*AIM OF THE EXERCISE*: Which places does the passage below about Bonaparte and the 18th Brumaire name? List all of them.

___ DOCUMENT SECTION ___

Scarcely was he landed, when the leaders of every faction flocked about him to strengthen themselves with his suffrage. In the midst of this fluctuation, Bonaparte felt the necessity of speedily bringing into port the leaky vessel of the state; and, like another Alexander, resolved to cut the gordian knot, and take upon himself an immense responsibility, as well as an immense glory, by seizing, with a firm and steady hand, the reins of the state.

To have effected this change in a regular way, Bonaparte should have concerted it with the legislative body; but the slowness of formality might have baffled a revolution now become indispensable.

The 18th Brumaire was fixed on; and a small number of deputies assembling on the 16th at the house of Lemercier, president of the council of ancients, determined on the mode of execution. The day arrived, the council of ancients, by eight o’clock in the morning, issued a decree, by which the legislative body was transferred to St. Cloud, charged general Bonaparte with its execution, and placed their guards and all the troops of the seventeenth division under his orders. The decree was notified to him at his house in Rue des Victoires, where he was surrounded by a numerous staff. He immediately set off for the Tuileries, and there read the decree of the council.

When he had finished it, he addressed the representatives as follows:

“Citizen Representatives,

“The republic was perishing you; you were acquainted with it, and your decree must ensure its safety. Woe be it to them who wish to trouble and confuse it! I will take care to secure them, and generals Lefebvre and Berthier, with all my companions in arms, will lend me their assistance. Let them not revert to the past for examples to retard your progress: there is nothing in history to equal the end of the eighteenth century.
“Your wisdom has issued the decree; our arms shall put it in execution. We will have a republic founded on the right basis, on civil liberty, and national representation: we will have it, I swear! I swear it on my own name, and in that of my fellow-soldiers!”

At eleven o’clock the gates of the Tuileries were shut. Bonaparte reviewed the troops about the palace, which at a distance resembled the appearance of a camp.

The proclamation which he addressed to the troops stationed in Paris, is one of those strong and persuasive pieces of eloquence, which history will hand down to latest posterity; the ideas press on each other with rapidity; the kind of figure he makes use of, is best adapted to develope them, and to strike the imagination with greater effect.

___ RECORDS ___

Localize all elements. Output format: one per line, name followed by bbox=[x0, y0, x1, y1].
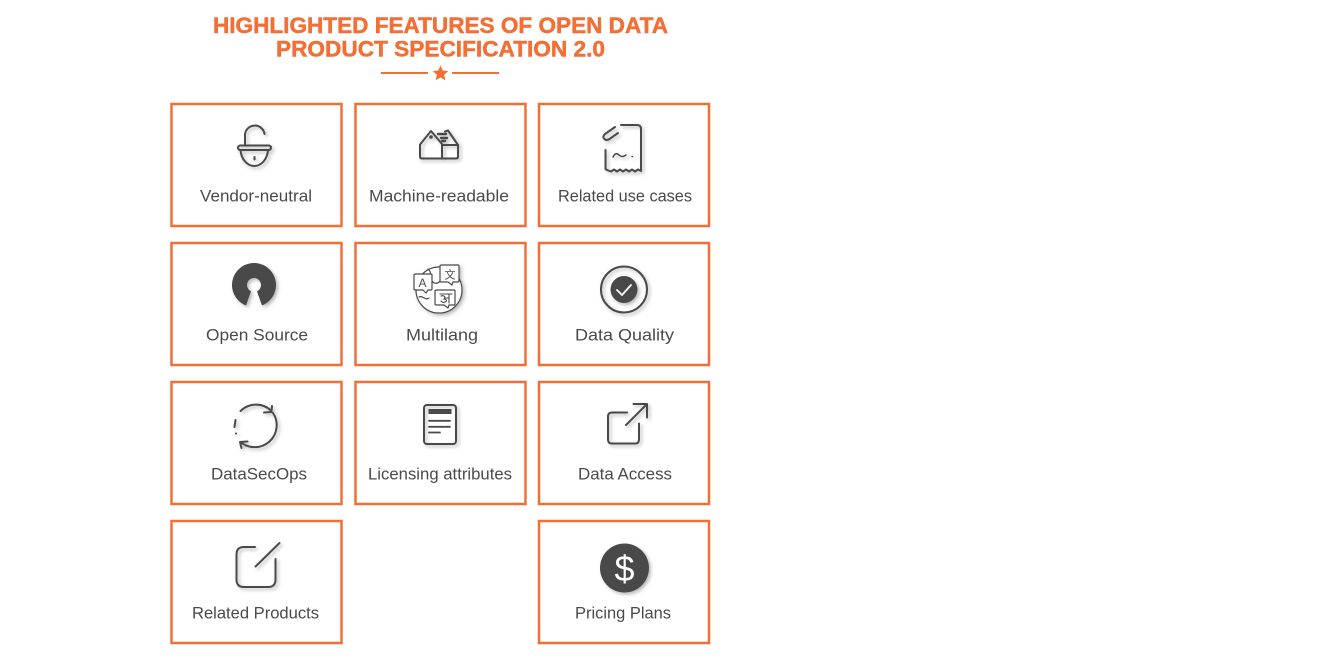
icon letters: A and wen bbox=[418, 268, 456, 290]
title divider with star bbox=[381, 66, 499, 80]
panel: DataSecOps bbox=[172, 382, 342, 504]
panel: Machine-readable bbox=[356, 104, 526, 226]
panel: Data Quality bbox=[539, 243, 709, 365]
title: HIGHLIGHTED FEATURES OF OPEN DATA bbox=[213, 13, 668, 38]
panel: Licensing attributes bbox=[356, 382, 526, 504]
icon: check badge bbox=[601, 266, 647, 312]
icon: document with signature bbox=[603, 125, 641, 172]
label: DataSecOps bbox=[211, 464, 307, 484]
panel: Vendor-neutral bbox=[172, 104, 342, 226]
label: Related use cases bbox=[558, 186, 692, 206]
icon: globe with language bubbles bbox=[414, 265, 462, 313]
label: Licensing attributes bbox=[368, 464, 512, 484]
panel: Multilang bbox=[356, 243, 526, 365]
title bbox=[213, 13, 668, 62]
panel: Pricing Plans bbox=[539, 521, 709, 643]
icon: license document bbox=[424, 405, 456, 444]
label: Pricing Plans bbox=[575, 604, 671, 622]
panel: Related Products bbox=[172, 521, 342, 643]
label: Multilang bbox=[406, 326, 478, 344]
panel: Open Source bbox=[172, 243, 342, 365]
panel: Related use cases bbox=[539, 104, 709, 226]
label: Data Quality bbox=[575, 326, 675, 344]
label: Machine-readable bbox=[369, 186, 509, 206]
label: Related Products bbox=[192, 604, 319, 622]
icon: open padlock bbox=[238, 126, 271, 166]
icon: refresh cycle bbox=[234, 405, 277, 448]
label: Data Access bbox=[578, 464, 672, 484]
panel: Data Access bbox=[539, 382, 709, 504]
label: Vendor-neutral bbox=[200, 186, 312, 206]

___

*OUTPUT OF THE EXERCISE*: St. Cloud, Rue des Victoires, the Tuileries, Paris